Figure contents as structured data:
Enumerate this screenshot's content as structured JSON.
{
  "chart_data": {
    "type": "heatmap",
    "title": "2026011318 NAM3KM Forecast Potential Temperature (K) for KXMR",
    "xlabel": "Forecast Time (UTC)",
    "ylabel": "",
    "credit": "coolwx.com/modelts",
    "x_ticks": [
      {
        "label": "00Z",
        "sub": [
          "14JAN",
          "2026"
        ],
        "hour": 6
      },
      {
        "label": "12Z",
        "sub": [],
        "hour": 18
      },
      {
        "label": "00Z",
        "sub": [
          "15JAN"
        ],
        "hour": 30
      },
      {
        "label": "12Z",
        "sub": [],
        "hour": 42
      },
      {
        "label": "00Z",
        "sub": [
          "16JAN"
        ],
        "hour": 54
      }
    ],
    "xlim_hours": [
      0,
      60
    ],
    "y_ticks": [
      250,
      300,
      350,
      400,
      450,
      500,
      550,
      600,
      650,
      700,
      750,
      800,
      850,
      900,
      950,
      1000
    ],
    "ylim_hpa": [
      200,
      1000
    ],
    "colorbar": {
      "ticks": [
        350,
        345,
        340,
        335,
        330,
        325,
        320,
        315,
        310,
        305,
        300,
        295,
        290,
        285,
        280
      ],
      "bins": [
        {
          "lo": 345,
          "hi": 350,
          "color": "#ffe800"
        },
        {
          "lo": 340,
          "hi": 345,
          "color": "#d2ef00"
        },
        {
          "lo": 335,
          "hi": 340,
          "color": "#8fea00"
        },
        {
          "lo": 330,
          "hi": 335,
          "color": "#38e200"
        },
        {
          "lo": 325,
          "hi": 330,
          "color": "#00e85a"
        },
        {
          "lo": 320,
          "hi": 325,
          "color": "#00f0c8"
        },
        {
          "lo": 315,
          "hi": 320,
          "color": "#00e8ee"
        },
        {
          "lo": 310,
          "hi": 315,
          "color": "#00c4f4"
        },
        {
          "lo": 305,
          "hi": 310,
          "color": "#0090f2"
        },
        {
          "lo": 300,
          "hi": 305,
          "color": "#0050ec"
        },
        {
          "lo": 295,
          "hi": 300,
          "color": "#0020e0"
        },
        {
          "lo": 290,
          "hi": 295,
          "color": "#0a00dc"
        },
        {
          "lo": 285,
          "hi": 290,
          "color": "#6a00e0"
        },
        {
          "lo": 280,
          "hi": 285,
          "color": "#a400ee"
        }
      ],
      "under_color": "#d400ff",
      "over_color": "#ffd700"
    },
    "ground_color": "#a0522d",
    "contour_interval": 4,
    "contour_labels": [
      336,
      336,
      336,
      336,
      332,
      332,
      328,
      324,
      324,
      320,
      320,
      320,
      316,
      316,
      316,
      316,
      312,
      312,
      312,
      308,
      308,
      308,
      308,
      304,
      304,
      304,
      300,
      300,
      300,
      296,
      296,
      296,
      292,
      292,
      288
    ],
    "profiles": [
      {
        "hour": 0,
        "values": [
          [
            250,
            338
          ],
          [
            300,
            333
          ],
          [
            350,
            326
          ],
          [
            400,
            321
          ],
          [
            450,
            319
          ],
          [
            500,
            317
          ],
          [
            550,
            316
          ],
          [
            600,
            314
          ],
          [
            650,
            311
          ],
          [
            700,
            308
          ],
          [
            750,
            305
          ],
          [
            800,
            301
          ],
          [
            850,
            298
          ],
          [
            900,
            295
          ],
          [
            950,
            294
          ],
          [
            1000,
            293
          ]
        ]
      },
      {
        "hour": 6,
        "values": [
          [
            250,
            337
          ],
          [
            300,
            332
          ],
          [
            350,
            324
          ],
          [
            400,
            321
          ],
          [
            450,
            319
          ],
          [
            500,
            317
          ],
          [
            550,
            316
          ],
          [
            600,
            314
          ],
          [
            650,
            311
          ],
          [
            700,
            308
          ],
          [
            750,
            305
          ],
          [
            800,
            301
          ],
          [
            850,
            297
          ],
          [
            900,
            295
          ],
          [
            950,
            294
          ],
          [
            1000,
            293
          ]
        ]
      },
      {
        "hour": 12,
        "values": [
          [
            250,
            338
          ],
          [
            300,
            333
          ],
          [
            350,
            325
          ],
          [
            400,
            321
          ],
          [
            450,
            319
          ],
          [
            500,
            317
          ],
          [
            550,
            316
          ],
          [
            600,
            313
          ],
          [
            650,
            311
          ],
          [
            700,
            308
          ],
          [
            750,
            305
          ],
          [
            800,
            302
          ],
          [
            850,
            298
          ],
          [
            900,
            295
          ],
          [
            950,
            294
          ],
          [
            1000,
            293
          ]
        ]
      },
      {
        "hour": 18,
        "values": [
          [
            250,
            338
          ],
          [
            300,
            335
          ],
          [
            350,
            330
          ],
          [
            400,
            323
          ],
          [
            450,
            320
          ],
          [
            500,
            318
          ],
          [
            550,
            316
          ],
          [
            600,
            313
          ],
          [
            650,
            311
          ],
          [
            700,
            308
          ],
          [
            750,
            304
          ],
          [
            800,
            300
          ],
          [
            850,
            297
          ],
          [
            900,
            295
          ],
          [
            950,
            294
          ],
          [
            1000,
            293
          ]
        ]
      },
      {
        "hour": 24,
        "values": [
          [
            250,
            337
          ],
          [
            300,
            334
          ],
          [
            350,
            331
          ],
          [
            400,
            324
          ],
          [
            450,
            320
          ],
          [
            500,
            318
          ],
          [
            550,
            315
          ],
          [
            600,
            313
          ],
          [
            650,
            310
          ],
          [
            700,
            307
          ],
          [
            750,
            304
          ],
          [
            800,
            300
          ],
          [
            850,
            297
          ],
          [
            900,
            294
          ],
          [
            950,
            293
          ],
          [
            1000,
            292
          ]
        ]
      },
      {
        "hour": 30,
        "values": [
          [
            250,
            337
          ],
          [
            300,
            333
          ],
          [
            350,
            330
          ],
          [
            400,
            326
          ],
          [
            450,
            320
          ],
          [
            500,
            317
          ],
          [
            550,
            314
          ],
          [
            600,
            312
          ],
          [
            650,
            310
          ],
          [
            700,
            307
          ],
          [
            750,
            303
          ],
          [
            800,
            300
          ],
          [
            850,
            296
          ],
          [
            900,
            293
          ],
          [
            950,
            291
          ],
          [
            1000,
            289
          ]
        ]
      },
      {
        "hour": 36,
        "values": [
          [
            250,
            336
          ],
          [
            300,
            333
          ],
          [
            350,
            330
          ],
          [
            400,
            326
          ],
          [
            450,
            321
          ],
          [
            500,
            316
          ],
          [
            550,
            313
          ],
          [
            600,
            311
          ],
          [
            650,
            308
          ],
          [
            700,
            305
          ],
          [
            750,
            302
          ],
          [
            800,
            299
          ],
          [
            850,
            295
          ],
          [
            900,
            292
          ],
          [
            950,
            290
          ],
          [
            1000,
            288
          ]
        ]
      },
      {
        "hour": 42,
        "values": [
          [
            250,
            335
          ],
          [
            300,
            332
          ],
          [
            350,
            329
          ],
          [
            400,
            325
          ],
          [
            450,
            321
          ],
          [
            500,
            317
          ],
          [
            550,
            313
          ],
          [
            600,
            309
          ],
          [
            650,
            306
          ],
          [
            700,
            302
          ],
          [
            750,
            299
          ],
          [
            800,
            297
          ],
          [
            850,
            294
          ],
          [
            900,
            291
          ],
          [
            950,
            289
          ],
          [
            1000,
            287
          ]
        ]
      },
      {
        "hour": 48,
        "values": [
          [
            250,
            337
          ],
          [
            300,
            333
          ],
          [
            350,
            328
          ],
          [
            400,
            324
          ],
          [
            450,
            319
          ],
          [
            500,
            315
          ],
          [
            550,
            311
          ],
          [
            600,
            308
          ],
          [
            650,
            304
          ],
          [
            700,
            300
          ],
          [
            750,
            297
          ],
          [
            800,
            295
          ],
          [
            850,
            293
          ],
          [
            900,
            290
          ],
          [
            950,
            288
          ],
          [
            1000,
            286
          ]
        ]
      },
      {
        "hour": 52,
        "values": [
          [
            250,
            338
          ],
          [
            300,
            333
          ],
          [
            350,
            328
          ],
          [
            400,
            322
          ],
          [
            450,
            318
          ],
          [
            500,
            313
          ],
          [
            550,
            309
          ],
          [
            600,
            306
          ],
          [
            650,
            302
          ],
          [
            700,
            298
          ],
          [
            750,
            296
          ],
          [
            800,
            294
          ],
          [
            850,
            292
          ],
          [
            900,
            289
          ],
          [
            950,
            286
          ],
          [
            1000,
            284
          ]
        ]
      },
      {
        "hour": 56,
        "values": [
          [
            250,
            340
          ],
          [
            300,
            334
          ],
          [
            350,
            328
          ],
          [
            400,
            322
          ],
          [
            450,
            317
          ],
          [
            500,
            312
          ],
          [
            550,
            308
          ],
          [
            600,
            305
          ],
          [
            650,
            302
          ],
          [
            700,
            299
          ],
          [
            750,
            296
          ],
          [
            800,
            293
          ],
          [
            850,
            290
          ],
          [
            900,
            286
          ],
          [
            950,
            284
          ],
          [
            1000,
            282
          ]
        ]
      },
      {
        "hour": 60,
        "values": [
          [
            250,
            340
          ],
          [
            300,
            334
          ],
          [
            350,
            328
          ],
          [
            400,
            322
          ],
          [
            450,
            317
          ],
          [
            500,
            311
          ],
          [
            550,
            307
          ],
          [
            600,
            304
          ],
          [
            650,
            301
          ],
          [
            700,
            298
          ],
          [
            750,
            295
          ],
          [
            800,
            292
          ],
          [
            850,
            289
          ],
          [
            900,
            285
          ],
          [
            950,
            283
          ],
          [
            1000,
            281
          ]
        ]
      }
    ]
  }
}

### Exercise details
From the listing above, return each line with the word "Forecast".

### Task result
    "title": "2026011318 NAM3KM Forecast Potential Temperature (K) for KXMR",
    "xlabel": "Forecast Time (UTC)",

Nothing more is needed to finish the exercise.